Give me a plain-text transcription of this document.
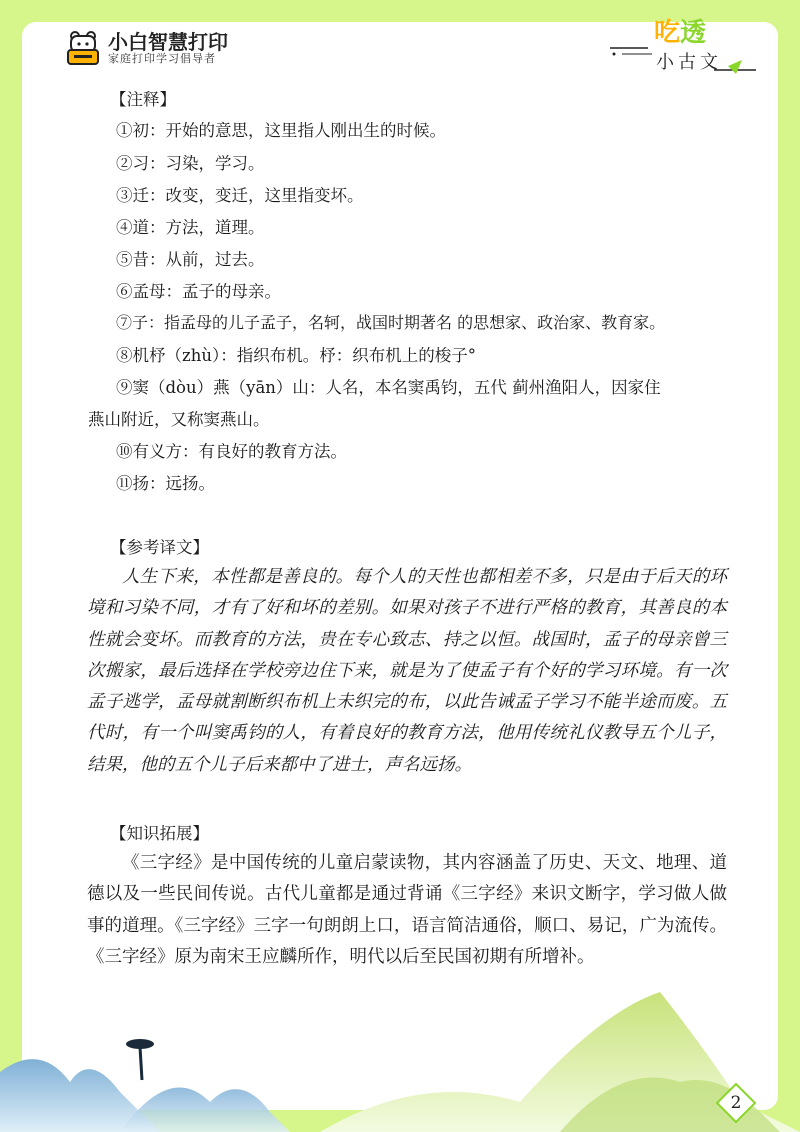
小白智慧打印
家庭打印学习倡导者
吃透
小古文
【注释】
①初：开始的意思，这里指人刚出生的时候。
②习：习染，学习。
③迁：改变，变迁，这里指变坏。
④道：方法，道理。
⑤昔：从前，过去。
⑥孟母：孟子的母亲。
⑦子：指孟母的儿子孟子，名轲，战国时期著名 的思想家、政治家、教育家。
⑧机杼（zhù）：指织布机。杼：织布机上的梭子°
⑨窦（dòu）燕（yān）山：人名，本名窦禹钧，五代 蓟州渔阳人，因家住
燕山附近，又称窦燕山。
⑩有义方：有良好的教育方法。
⑪扬：远扬。
【参考译文】
人生下来，本性都是善良的。每个人的天性也都相差不多，只是由于后天的环境和习染不同，才有了好和坏的差别。如果对孩子不进行严格的教育，其善良的本性就会变坏。而教育的方法，贵在专心致志、持之以恒。战国时，孟子的母亲曾三次搬家，最后选择在学校旁边住下来，就是为了使孟子有个好的学习环境。有一次孟子逃学，孟母就割断织布机上未织完的布，以此告诫孟子学习不能半途而废。五代时，有一个叫窦禹钧的人，有着良好的教育方法，他用传统礼仪教导五个儿子，结果，他的五个儿子后来都中了进士，声名远扬。
【知识拓展】
《三字经》是中国传统的儿童启蒙读物，其内容涵盖了历史、天文、地理、道德以及一些民间传说。古代儿童都是通过背诵《三字经》来识文断字，学习做人做事的道理。《三字经》三字一句朗朗上口，语言简洁通俗，顺口、易记，广为流传。《三字经》原为南宋王应麟所作，明代以后至民国初期有所增补。
2
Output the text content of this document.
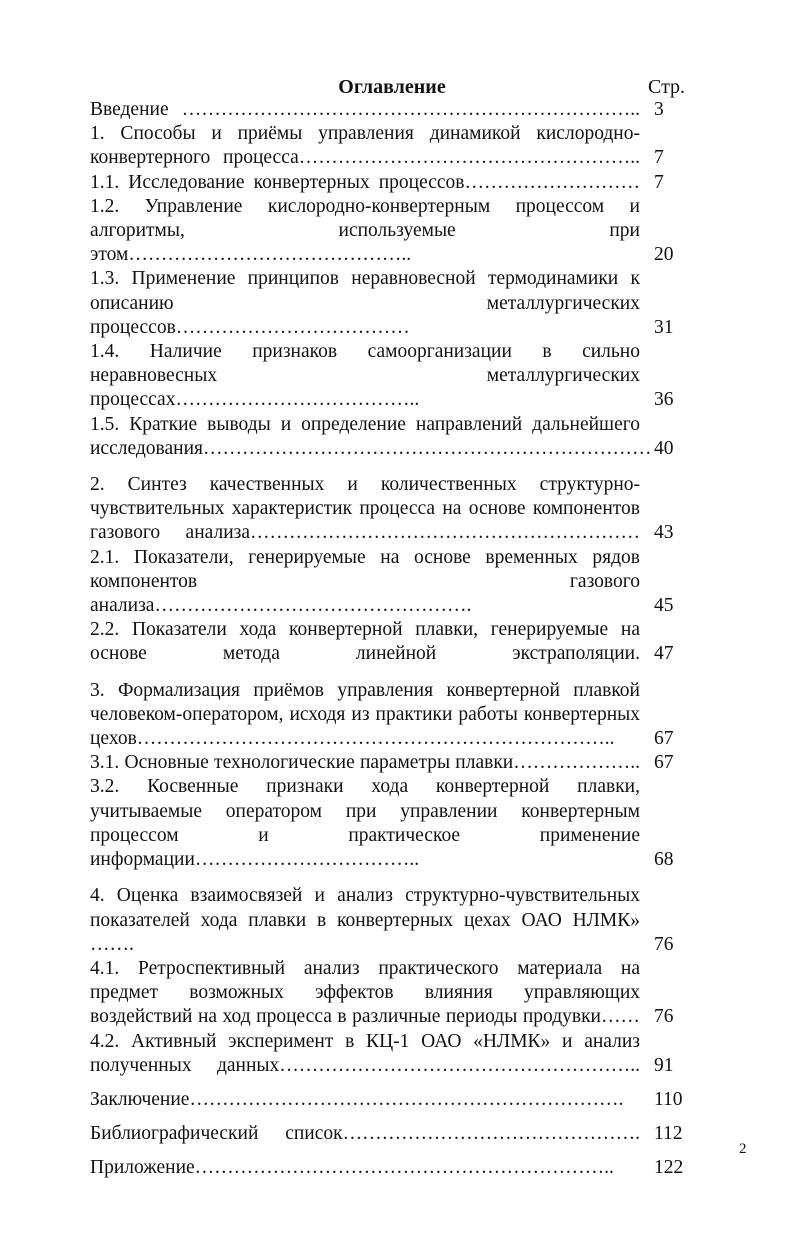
Оглавление	Стр.
Введение …………………………………………………………….. 3
1. Способы и приёмы управления динамикой кислородно-конвертерного процесса…………………………………………….. 7
1.1. Исследование конвертерных процессов……………………… 7
1.2. Управление кислородно-конвертерным процессом и алгоритмы, используемые при этом……………………………………..	20
1.3. Применение принципов неравновесной термодинамики к описанию металлургических процессов………………………………	31
1.4. Наличие признаков самоорганизации в сильно неравновесных металлургических процессах………………………………..	36
1.5. Краткие выводы и определение направлений дальнейшего исследования…………………………………………………………… 40
2. Синтез качественных и количественных структурно-чувствительных характеристик процесса на основе компонентов газового анализа…………………………………………………… 43
2.1. Показатели, генерируемые на основе временных рядов компонентов газового анализа………………………………………….	45
2.2. Показатели хода конвертерной плавки, генерируемые на основе метода линейной экстраполяции. 47
3. Формализация приёмов управления конвертерной плавкой человеком-оператором, исходя из практики работы конвертерных цехов………………………………………………………………..	67
3.1. Основные технологические параметры плавки……………….. 67
3.2. Косвенные признаки хода конвертерной плавки, учитываемые оператором при управлении конвертерным процессом и практическое применение информации……………………………..	68
4. Оценка взаимосвязей и анализ структурно-чувствительных показателей хода плавки в конвертерных цехах ОАО НЛМК» …….	76
4.1. Ретроспективный анализ практического материала на предмет возможных эффектов влияния управляющих воздействий на ход процесса в различные периоды продувки…… 76
4.2. Активный эксперимент в КЦ-1 ОАО «НЛМК» и анализ полученных данных……………………………………………….. 91
Заключение………………………………………………………….	110
Библиографический список………………………………………. 112
Приложение………………………………………………………..	122
2
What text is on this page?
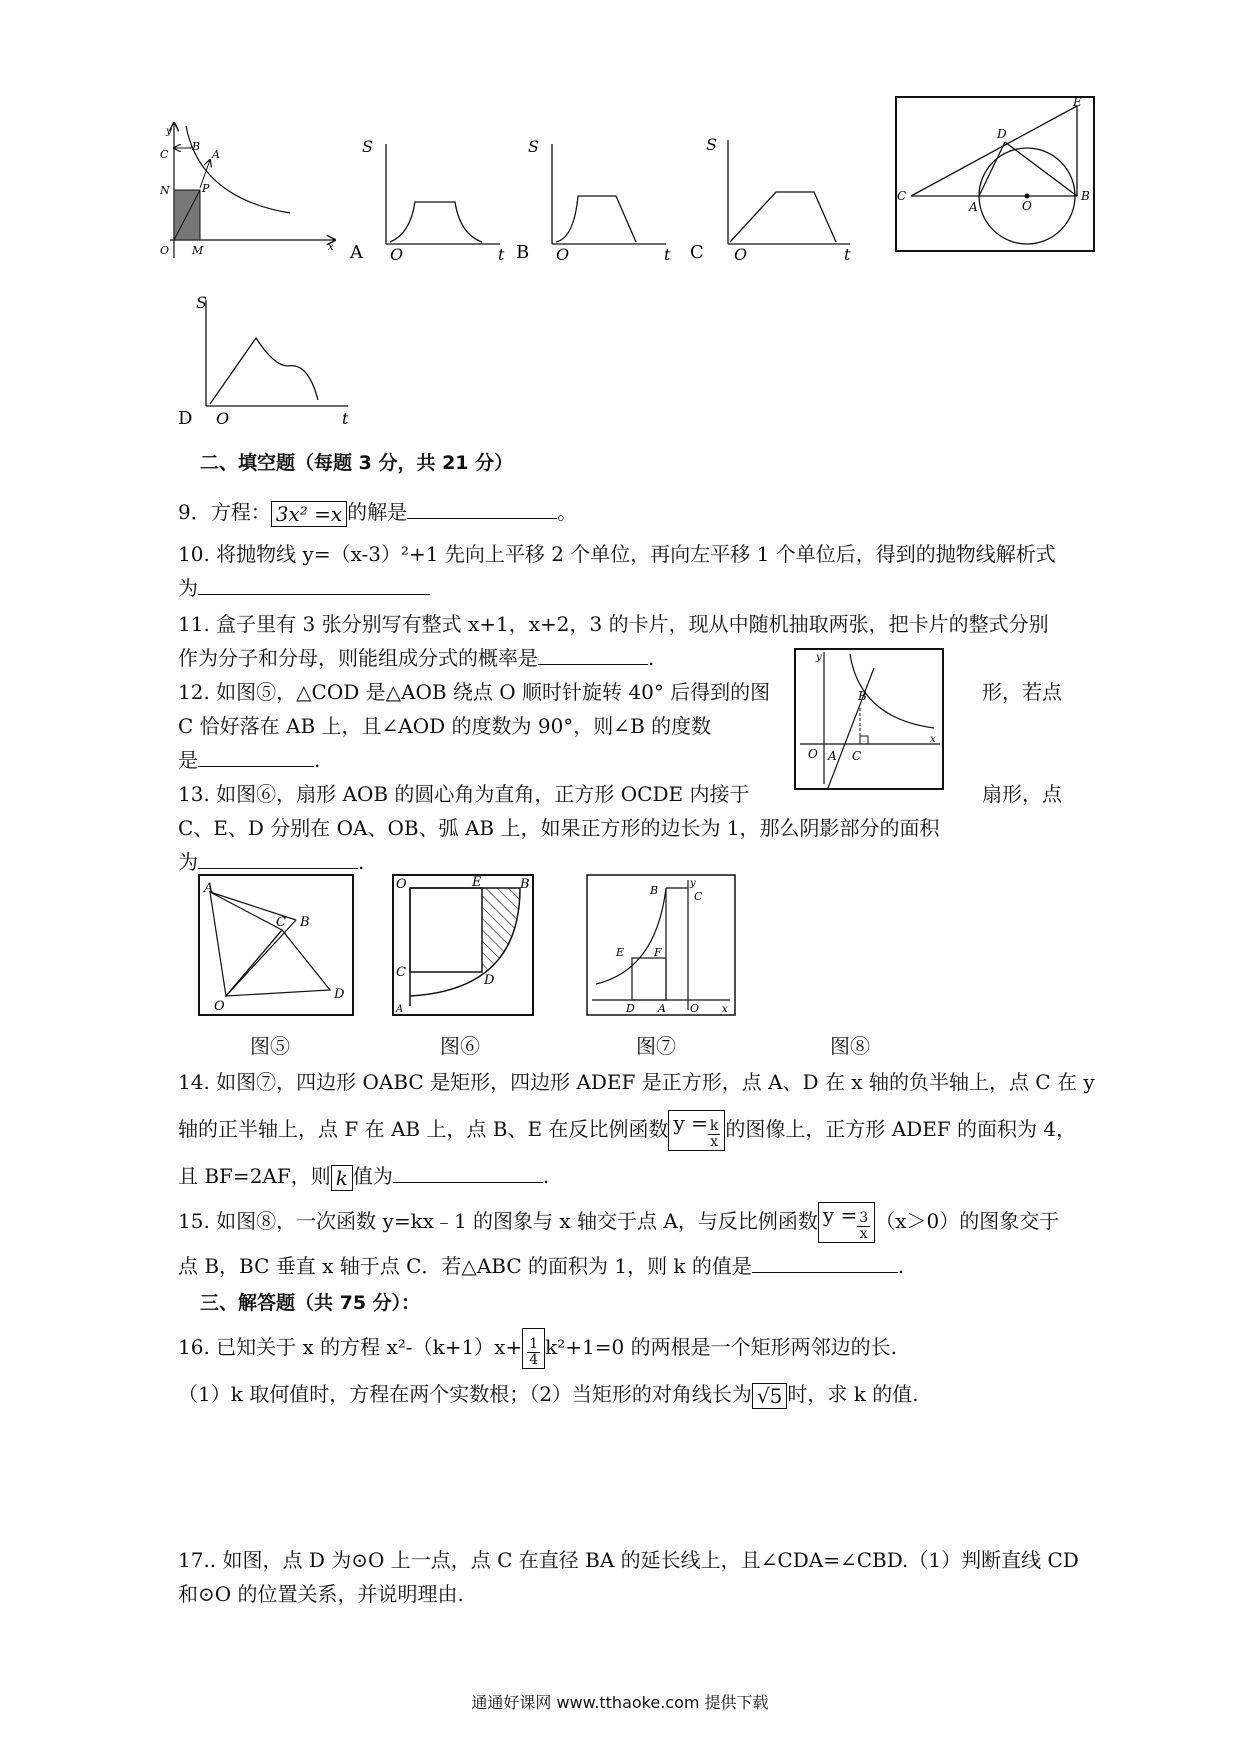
y
x
C
B
A
N	P
O M	A
S
O	t B
S
O	t C
S
O	t
E
D
C
A	O
B
D
S
O	t
二、填空题（每题 3 分，共 21 分）
9．方程： 3x² =x 的解是	。
10. 将抛物线 y=（x-3）²+1 先向上平移 2 个单位，再向左平移 1 个单位后，得到的抛物线解析式
为
11. 盒子里有 3 张分别写有整式 x+1，x+2，3 的卡片，现从中随机抽取两张，把卡片的整式分别
作为分子和分母，则能组成分式的概率是	.
12. 如图⑤，△COD 是△AOB 绕点 O 顺时针旋转 40° 后得到的图	形，若点
C 恰好落在 AB 上，且∠AOD 的度数为 90°，则∠B 的度数
是	.
y
B
O A C
x
13. 如图⑥，扇形 AOB 的圆心角为直角，正方形 OCDE 内接于	扇形，点
C、E、D 分别在 OA、OB、弧 AB 上，如果正方形的边长为 1，那么阴影部分的面积
为	.
A
C B
O
D
O	E	B
C
D
A
y
B	C
E	F
D A O x
图⑤	图⑥	图⑦	图⑧
14. 如图⑦，四边形 OABC 是矩形，四边形 ADEF 是正方形，点 A、D 在 x 轴的负半轴上，点 C 在 y
轴的正半轴上，点 F 在 AB 上，点 B、E 在反比例函数 $y = \frac{k}{x}$ 的图像上，正方形 ADEF 的面积为 4，
且 BF=2AF，则 k 值为	.
15. 如图⑧，一次函数 y=kx﹣1 的图象与 x 轴交于点 A，与反比例函数 $y = \frac{3}{x} (x>0)$的图象交于
点 B，BC 垂直 x 轴于点 C．若△ABC 的面积为 1，则 k 的值是	.
三、解答题（共 75 分）：
16. 已知关于 x 的方程 $x^2-(k+1)x+ \frac{1}{4} k^2+1=0$ 的两根是一个矩形两邻边的长.
（1）k 取何值时，方程在两个实数根；（2）当矩形的对角线长为 √5 时，求 k 的值.
17.. 如图，点 D 为⊙O 上一点，点 C 在直径 BA 的延长线上，且∠CDA=∠CBD.（1）判断直线 CD
和⊙O 的位置关系，并说明理由.
通通好课网 www.tthaoke.com 提供下载
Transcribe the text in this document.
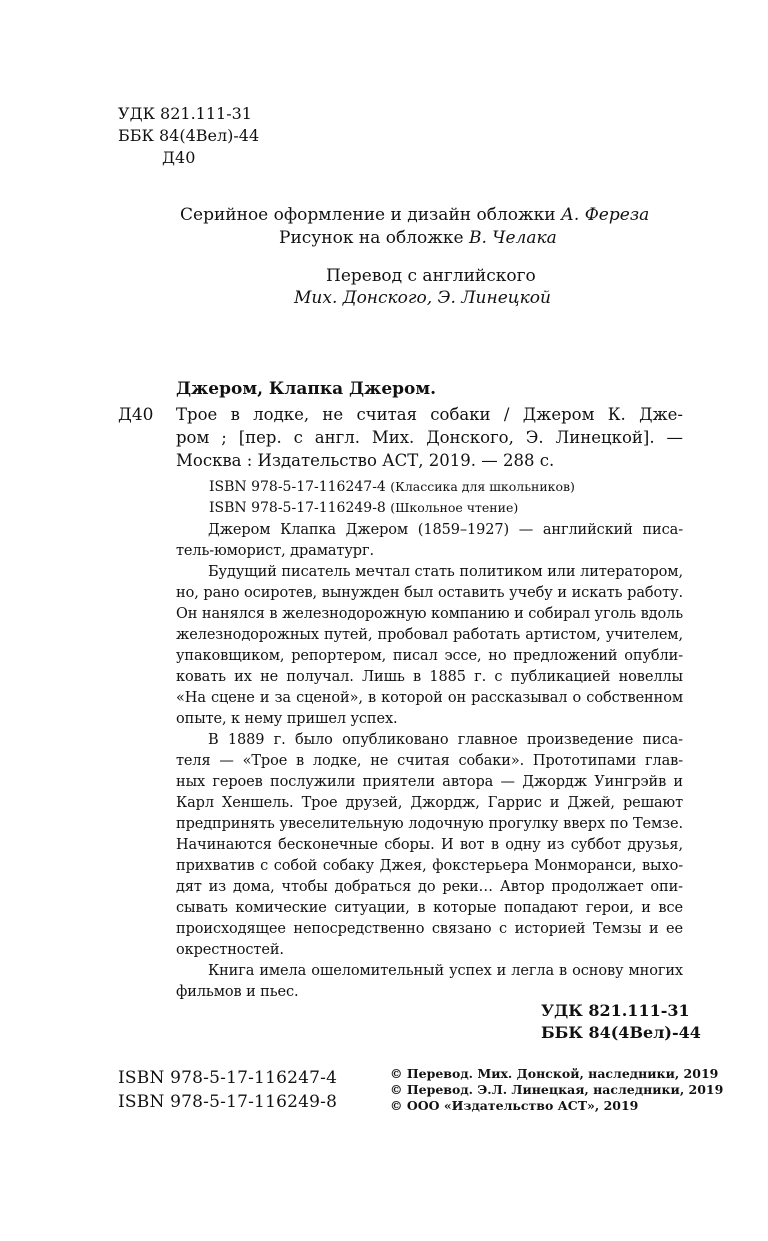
УДК 821.111-31
ББК 84(4Вел)-44
Д40
Серийное оформление и дизайн обложки А. Фереза
Рисунок на обложке В. Челака
Перевод с английского
Мих. Донского, Э. Линецкой
Джером, Клапка Джером.
Д40 Трое в лодке, не считая собаки / Джером К. Дже-
ром ; [пер. с англ. Мих. Донского, Э. Линецкой]. —
Москва : Издательство АСТ, 2019. — 288 с.
ISBN 978-5-17-116247-4 (Классика для школьников)
ISBN 978-5-17-116249-8 (Школьное чтение)
Джером Клапка Джером (1859–1927) — английский писа-
тель-юморист, драматург.
Будущий писатель мечтал стать политиком или литератором,
но, рано осиротев, вынужден был оставить учебу и искать работу.
Он нанялся в железнодорожную компанию и собирал уголь вдоль
железнодорожных путей, пробовал работать артистом, учителем,
упаковщиком, репортером, писал эссе, но предложений опубли-
ковать их не получал. Лишь в 1885 г. с публикацией новеллы
«На сцене и за сценой», в которой он рассказывал о собственном
опыте, к нему пришел успех.
В 1889 г. было опубликовано главное произведение писа-
теля — «Трое в лодке, не считая собаки». Прототипами глав-
ных героев послужили приятели автора — Джордж Уингрэйв и
Карл Хеншель. Трое друзей, Джордж, Гаррис и Джей, решают
предпринять увеселительную лодочную прогулку вверх по Темзе.
Начинаются бесконечные сборы. И вот в одну из суббот друзья,
прихватив с собой собаку Джея, фокстерьера Монморанси, выхо-
дят из дома, чтобы добраться до реки… Автор продолжает опи-
сывать комические ситуации, в которые попадают герои, и все
происходящее непосредственно связано с историей Темзы и ее
окрестностей.
Книга имела ошеломительный успех и легла в основу многих
фильмов и пьес.
УДК 821.111-31
ББК 84(4Вел)-44
ISBN 978-5-17-116247-4
ISBN 978-5-17-116249-8
© Перевод. Мих. Донской, наследники, 2019
© Перевод. Э.Л. Линецкая, наследники, 2019
© ООО «Издательство АСТ», 2019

▸ The request
Write the entries above out again exactly, but not the pictures.

▸ Result of this exercise
Give me a plain-text transcription of this document.
小白智慧打印
家庭打印学习倡导者
吃透
小古文
【注释】
①初：开始的意思，这里指人刚出生的时候。
②习：习染，学习。
③迁：改变，变迁，这里指变坏。
④道：方法，道理。
⑤昔：从前，过去。
⑥孟母：孟子的母亲。
⑦子：指孟母的儿子孟子，名轲，战国时期著名 的思想家、政治家、教育家。
⑧机杼（zhù）：指织布机。杼：织布机上的梭子°
⑨窦（dòu）燕（yān）山：人名，本名窦禹钧，五代 蓟州渔阳人，因家住
燕山附近，又称窦燕山。
⑩有义方：有良好的教育方法。
⑪扬：远扬。
【参考译文】
人生下来，本性都是善良的。每个人的天性也都相差不多，只是由于后天的环境和习染不同，才有了好和坏的差别。如果对孩子不进行严格的教育，其善良的本性就会变坏。而教育的方法，贵在专心致志、持之以恒。战国时，孟子的母亲曾三次搬家，最后选择在学校旁边住下来，就是为了使孟子有个好的学习环境。有一次孟子逃学，孟母就割断织布机上未织完的布，以此告诫孟子学习不能半途而废。五代时，有一个叫窦禹钧的人，有着良好的教育方法，他用传统礼仪教导五个儿子，结果，他的五个儿子后来都中了进士，声名远扬。
【知识拓展】
《三字经》是中国传统的儿童启蒙读物，其内容涵盖了历史、天文、地理、道德以及一些民间传说。古代儿童都是通过背诵《三字经》来识文断字，学习做人做事的道理。《三字经》三字一句朗朗上口，语言简洁通俗，顺口、易记，广为流传。《三字经》原为南宋王应麟所作，明代以后至民国初期有所增补。
2
Output the text content of this document.
Оглавление	Стр.
Введение …………………………………………………………….. 3
1. Способы и приёмы управления динамикой кислородно-конвертерного процесса…………………………………………….. 7
1.1. Исследование конвертерных процессов……………………… 7
1.2. Управление кислородно-конвертерным процессом и алгоритмы, используемые при этом……………………………………..	20
1.3. Применение принципов неравновесной термодинамики к описанию металлургических процессов………………………………	31
1.4. Наличие признаков самоорганизации в сильно неравновесных металлургических процессах………………………………..	36
1.5. Краткие выводы и определение направлений дальнейшего исследования…………………………………………………………… 40
2. Синтез качественных и количественных структурно-чувствительных характеристик процесса на основе компонентов газового анализа…………………………………………………… 43
2.1. Показатели, генерируемые на основе временных рядов компонентов газового анализа………………………………………….	45
2.2. Показатели хода конвертерной плавки, генерируемые на основе метода линейной экстраполяции. 47
3. Формализация приёмов управления конвертерной плавкой человеком-оператором, исходя из практики работы конвертерных цехов………………………………………………………………..	67
3.1. Основные технологические параметры плавки……………….. 67
3.2. Косвенные признаки хода конвертерной плавки, учитываемые оператором при управлении конвертерным процессом и практическое применение информации……………………………..	68
4. Оценка взаимосвязей и анализ структурно-чувствительных показателей хода плавки в конвертерных цехах ОАО НЛМК» …….	76
4.1. Ретроспективный анализ практического материала на предмет возможных эффектов влияния управляющих воздействий на ход процесса в различные периоды продувки…… 76
4.2. Активный эксперимент в КЦ-1 ОАО «НЛМК» и анализ полученных данных……………………………………………….. 91
Заключение………………………………………………………….	110
Библиографический список………………………………………. 112
Приложение………………………………………………………..	122
2
What text is on this page?
y
x
C
B
A
N	P
O M	A
S
O	t B
S
O	t C
S
O	t
E
D
C
A	O
B
D
S
O	t
二、填空题（每题 3 分，共 21 分）
9．方程： 3x² =x 的解是	。
10. 将抛物线 y=（x-3）²+1 先向上平移 2 个单位，再向左平移 1 个单位后，得到的抛物线解析式
为
11. 盒子里有 3 张分别写有整式 x+1，x+2，3 的卡片，现从中随机抽取两张，把卡片的整式分别
作为分子和分母，则能组成分式的概率是	.
12. 如图⑤，△COD 是△AOB 绕点 O 顺时针旋转 40° 后得到的图	形，若点
C 恰好落在 AB 上，且∠AOD 的度数为 90°，则∠B 的度数
是	.
y
B
O A C
x
13. 如图⑥，扇形 AOB 的圆心角为直角，正方形 OCDE 内接于	扇形，点
C、E、D 分别在 OA、OB、弧 AB 上，如果正方形的边长为 1，那么阴影部分的面积
为	.
A
C B
O
D
O	E	B
C
D
A
y
B	C
E	F
D A O x
图⑤	图⑥	图⑦	图⑧
14. 如图⑦，四边形 OABC 是矩形，四边形 ADEF 是正方形，点 A、D 在 x 轴的负半轴上，点 C 在 y
轴的正半轴上，点 F 在 AB 上，点 B、E 在反比例函数 $y = \frac{k}{x}$ 的图像上，正方形 ADEF 的面积为 4，
且 BF=2AF，则 k 值为	.
15. 如图⑧，一次函数 y=kx﹣1 的图象与 x 轴交于点 A，与反比例函数 $y = \frac{3}{x} (x>0)$的图象交于
点 B，BC 垂直 x 轴于点 C．若△ABC 的面积为 1，则 k 的值是	.
三、解答题（共 75 分）：
16. 已知关于 x 的方程 $x^2-(k+1)x+ \frac{1}{4} k^2+1=0$ 的两根是一个矩形两邻边的长.
（1）k 取何值时，方程在两个实数根；（2）当矩形的对角线长为 √5 时，求 k 的值.
17.. 如图，点 D 为⊙O 上一点，点 C 在直径 BA 的延长线上，且∠CDA=∠CBD.（1）判断直线 CD
和⊙O 的位置关系，并说明理由.
通通好课网 www.tthaoke.com 提供下载
Transcribe the text in this document.
УДК 821.111-31
ББК 84(4Вел)-44
Д40
Серийное оформление и дизайн обложки А. Фереза
Рисунок на обложке В. Челака
Перевод с английского
Мих. Донского, Э. Линецкой
Джером, Клапка Джером.
Д40 Трое в лодке, не считая собаки / Джером К. Дже-
ром ; [пер. с англ. Мих. Донского, Э. Линецкой]. —
Москва : Издательство АСТ, 2019. — 288 с.
ISBN 978-5-17-116247-4 (Классика для школьников)
ISBN 978-5-17-116249-8 (Школьное чтение)
Джером Клапка Джером (1859–1927) — английский писа-
тель-юморист, драматург.
Будущий писатель мечтал стать политиком или литератором,
но, рано осиротев, вынужден был оставить учебу и искать работу.
Он нанялся в железнодорожную компанию и собирал уголь вдоль
железнодорожных путей, пробовал работать артистом, учителем,
упаковщиком, репортером, писал эссе, но предложений опубли-
ковать их не получал. Лишь в 1885 г. с публикацией новеллы
«На сцене и за сценой», в которой он рассказывал о собственном
опыте, к нему пришел успех.
В 1889 г. было опубликовано главное произведение писа-
теля — «Трое в лодке, не считая собаки». Прототипами глав-
ных героев послужили приятели автора — Джордж Уингрэйв и
Карл Хеншель. Трое друзей, Джордж, Гаррис и Джей, решают
предпринять увеселительную лодочную прогулку вверх по Темзе.
Начинаются бесконечные сборы. И вот в одну из суббот друзья,
прихватив с собой собаку Джея, фокстерьера Монморанси, выхо-
дят из дома, чтобы добраться до реки… Автор продолжает опи-
сывать комические ситуации, в которые попадают герои, и все
происходящее непосредственно связано с историей Темзы и ее
окрестностей.
Книга имела ошеломительный успех и легла в основу многих
фильмов и пьес.
УДК 821.111-31
ББК 84(4Вел)-44
ISBN 978-5-17-116247-4
ISBN 978-5-17-116249-8
© Перевод. Мих. Донской, наследники, 2019
© Перевод. Э.Л. Линецкая, наследники, 2019
© ООО «Издательство АСТ», 2019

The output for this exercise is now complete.